■ **Material supplied**
---
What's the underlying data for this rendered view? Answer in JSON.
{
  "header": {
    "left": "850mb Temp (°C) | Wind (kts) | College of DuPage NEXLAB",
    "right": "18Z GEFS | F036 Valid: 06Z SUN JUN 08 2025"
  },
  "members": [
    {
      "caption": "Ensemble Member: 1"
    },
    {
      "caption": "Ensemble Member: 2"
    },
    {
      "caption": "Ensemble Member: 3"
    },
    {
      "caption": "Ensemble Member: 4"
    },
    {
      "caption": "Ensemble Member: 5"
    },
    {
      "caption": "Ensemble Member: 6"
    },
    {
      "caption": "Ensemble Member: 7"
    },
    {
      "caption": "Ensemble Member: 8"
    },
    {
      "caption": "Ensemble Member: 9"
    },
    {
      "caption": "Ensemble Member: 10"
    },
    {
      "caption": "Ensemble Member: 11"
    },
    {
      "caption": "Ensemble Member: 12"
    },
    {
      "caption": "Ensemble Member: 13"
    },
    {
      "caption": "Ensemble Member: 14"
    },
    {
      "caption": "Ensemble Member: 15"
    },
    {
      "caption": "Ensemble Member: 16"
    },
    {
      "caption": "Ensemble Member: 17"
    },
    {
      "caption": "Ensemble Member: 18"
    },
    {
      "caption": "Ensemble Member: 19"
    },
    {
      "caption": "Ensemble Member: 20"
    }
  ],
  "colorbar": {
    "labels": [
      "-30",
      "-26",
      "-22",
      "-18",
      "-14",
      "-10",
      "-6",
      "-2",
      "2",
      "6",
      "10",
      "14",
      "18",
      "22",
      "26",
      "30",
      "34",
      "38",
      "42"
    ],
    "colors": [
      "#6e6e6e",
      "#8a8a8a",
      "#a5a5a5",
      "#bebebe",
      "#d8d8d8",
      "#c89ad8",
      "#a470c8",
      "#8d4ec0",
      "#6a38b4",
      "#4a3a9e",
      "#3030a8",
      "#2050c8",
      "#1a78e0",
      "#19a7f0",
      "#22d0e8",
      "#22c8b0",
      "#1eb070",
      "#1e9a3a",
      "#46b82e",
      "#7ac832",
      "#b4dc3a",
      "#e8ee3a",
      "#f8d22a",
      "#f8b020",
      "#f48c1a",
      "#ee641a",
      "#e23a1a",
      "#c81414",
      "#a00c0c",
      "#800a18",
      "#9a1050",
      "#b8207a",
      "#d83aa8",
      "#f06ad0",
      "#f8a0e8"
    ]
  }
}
---
■ **Set task**
Type out the entries again, word for word.

■ **Full output**
What's the underlying data for this rendered view? Answer in JSON.
{
  "header": {
    "left": "850mb Temp (°C) | Wind (kts) | College of DuPage NEXLAB",
    "right": "18Z GEFS | F036 Valid: 06Z SUN JUN 08 2025"
  },
  "members": [
    {
      "caption": "Ensemble Member: 1"
    },
    {
      "caption": "Ensemble Member: 2"
    },
    {
      "caption": "Ensemble Member: 3"
    },
    {
      "caption": "Ensemble Member: 4"
    },
    {
      "caption": "Ensemble Member: 5"
    },
    {
      "caption": "Ensemble Member: 6"
    },
    {
      "caption": "Ensemble Member: 7"
    },
    {
      "caption": "Ensemble Member: 8"
    },
    {
      "caption": "Ensemble Member: 9"
    },
    {
      "caption": "Ensemble Member: 10"
    },
    {
      "caption": "Ensemble Member: 11"
    },
    {
      "caption": "Ensemble Member: 12"
    },
    {
      "caption": "Ensemble Member: 13"
    },
    {
      "caption": "Ensemble Member: 14"
    },
    {
      "caption": "Ensemble Member: 15"
    },
    {
      "caption": "Ensemble Member: 16"
    },
    {
      "caption": "Ensemble Member: 17"
    },
    {
      "caption": "Ensemble Member: 18"
    },
    {
      "caption": "Ensemble Member: 19"
    },
    {
      "caption": "Ensemble Member: 20"
    }
  ],
  "colorbar": {
    "labels": [
      "-30",
      "-26",
      "-22",
      "-18",
      "-14",
      "-10",
      "-6",
      "-2",
      "2",
      "6",
      "10",
      "14",
      "18",
      "22",
      "26",
      "30",
      "34",
      "38",
      "42"
    ],
    "colors": [
      "#6e6e6e",
      "#8a8a8a",
      "#a5a5a5",
      "#bebebe",
      "#d8d8d8",
      "#c89ad8",
      "#a470c8",
      "#8d4ec0",
      "#6a38b4",
      "#4a3a9e",
      "#3030a8",
      "#2050c8",
      "#1a78e0",
      "#19a7f0",
      "#22d0e8",
      "#22c8b0",
      "#1eb070",
      "#1e9a3a",
      "#46b82e",
      "#7ac832",
      "#b4dc3a",
      "#e8ee3a",
      "#f8d22a",
      "#f8b020",
      "#f48c1a",
      "#ee641a",
      "#e23a1a",
      "#c81414",
      "#a00c0c",
      "#800a18",
      "#9a1050",
      "#b8207a",
      "#d83aa8",
      "#f06ad0",
      "#f8a0e8"
    ]
  }
}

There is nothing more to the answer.